» **What to produce**: Output the lines of the listing from its start through the line containing "80, 317, 99]", both ends included, with every character unchanged.

-- Start of Supplied data --

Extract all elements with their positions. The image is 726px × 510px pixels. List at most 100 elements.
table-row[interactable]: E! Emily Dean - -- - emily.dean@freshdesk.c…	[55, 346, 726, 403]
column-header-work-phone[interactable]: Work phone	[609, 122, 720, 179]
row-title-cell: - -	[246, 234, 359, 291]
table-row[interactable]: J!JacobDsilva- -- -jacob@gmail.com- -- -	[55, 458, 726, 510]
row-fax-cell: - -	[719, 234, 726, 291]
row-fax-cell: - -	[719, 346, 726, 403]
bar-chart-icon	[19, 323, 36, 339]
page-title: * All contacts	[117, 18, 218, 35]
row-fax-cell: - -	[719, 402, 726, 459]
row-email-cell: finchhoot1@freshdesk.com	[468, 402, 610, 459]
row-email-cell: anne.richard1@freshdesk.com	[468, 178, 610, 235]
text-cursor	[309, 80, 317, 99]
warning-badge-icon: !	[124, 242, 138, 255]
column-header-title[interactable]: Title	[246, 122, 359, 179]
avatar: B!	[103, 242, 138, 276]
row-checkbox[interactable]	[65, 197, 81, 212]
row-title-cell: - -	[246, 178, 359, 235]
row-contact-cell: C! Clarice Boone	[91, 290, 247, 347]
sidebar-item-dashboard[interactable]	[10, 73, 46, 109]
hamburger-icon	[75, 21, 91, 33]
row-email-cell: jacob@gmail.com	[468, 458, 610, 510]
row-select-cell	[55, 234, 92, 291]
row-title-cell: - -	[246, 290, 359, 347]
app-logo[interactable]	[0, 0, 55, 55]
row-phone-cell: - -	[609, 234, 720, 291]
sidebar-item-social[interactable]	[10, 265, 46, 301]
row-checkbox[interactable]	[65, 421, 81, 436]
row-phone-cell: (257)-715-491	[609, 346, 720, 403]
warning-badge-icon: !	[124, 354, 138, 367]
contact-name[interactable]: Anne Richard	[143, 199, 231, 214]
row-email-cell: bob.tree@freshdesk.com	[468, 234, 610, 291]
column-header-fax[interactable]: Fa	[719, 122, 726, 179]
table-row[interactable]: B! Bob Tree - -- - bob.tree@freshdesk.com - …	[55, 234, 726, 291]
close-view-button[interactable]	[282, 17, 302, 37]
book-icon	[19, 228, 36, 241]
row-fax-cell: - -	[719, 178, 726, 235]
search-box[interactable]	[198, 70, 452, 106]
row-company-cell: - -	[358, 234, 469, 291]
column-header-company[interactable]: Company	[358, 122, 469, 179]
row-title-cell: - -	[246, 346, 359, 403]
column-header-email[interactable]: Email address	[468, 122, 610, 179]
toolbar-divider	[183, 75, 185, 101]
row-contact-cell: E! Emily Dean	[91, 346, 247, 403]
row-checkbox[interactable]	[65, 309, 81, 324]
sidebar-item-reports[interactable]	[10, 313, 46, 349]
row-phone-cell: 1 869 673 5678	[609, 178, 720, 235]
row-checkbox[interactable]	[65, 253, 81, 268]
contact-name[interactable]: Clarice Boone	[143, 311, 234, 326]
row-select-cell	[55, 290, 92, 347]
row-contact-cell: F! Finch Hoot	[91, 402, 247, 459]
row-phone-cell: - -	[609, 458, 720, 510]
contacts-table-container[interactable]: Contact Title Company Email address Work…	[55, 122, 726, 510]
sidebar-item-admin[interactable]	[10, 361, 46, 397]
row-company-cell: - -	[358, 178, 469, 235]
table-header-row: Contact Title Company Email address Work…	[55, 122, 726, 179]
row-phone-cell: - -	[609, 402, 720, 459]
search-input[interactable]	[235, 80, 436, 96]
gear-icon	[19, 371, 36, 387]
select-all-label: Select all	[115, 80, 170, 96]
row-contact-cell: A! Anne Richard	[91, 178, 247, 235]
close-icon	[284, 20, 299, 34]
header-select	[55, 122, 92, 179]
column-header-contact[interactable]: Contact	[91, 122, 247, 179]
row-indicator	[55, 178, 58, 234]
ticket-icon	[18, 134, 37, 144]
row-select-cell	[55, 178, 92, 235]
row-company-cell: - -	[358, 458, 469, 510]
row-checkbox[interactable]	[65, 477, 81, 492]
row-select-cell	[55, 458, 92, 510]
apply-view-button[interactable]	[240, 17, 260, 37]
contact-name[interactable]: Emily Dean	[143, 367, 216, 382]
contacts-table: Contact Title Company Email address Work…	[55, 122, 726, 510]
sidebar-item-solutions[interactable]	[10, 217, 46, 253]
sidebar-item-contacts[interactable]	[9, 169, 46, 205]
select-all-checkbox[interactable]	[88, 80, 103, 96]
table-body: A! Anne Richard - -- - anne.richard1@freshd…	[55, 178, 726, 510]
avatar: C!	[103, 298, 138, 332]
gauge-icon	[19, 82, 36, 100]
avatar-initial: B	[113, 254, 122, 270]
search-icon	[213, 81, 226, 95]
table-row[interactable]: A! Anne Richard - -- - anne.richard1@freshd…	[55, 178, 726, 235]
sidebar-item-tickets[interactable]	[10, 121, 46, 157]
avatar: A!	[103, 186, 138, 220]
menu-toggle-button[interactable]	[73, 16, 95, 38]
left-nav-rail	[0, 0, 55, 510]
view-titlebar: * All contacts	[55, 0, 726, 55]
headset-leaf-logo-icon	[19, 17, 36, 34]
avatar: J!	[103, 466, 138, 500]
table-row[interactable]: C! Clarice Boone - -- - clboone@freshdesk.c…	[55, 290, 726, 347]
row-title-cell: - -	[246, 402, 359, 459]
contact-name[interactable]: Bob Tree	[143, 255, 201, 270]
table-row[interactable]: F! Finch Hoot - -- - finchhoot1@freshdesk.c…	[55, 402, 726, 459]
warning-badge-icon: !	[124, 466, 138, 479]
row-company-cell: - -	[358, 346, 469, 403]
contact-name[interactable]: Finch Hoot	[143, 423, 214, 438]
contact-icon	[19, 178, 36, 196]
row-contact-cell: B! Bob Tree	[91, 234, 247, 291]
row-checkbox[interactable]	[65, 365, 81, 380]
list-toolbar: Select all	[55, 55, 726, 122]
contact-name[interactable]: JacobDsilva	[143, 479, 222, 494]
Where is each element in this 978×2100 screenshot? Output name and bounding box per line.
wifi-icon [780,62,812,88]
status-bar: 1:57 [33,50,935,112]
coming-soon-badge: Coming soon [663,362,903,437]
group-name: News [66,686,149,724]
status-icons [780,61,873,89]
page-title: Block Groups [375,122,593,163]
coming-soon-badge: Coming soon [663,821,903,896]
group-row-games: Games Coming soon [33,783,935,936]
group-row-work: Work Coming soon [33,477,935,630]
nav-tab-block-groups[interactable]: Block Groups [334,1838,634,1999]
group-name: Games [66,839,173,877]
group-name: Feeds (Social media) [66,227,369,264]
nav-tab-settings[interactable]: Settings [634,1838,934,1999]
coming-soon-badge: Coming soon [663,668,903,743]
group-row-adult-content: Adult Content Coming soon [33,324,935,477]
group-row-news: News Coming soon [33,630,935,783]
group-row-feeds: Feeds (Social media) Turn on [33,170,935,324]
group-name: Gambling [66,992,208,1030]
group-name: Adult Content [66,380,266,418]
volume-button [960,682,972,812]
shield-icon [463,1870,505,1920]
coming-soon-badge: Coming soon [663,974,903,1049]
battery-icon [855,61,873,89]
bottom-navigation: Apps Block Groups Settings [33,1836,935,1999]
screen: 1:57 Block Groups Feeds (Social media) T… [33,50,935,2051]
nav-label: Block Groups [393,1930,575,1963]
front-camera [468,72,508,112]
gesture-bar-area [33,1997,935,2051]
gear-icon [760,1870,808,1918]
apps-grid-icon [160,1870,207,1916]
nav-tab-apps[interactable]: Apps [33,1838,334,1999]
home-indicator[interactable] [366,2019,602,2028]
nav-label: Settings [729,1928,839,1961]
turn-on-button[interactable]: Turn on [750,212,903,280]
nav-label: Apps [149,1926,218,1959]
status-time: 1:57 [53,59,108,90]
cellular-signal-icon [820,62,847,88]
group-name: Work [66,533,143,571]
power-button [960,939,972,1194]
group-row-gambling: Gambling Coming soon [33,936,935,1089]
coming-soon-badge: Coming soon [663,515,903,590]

-- End of Supplied data --

» **Response**:
Extract all elements with their positions. The image is 726px × 510px pixels. List at most 100 elements.
table-row[interactable]: E! Emily Dean - -- - emily.dean@freshdesk.c…	[55, 346, 726, 403]
column-header-work-phone[interactable]: Work phone	[609, 122, 720, 179]
row-title-cell: - -	[246, 234, 359, 291]
table-row[interactable]: J!JacobDsilva- -- -jacob@gmail.com- -- -	[55, 458, 726, 510]
row-fax-cell: - -	[719, 234, 726, 291]
row-fax-cell: - -	[719, 346, 726, 403]
bar-chart-icon	[19, 323, 36, 339]
page-title: * All contacts	[117, 18, 218, 35]
row-fax-cell: - -	[719, 402, 726, 459]
row-email-cell: finchhoot1@freshdesk.com	[468, 402, 610, 459]
row-email-cell: anne.richard1@freshdesk.com	[468, 178, 610, 235]
text-cursor	[309, 80, 317, 99]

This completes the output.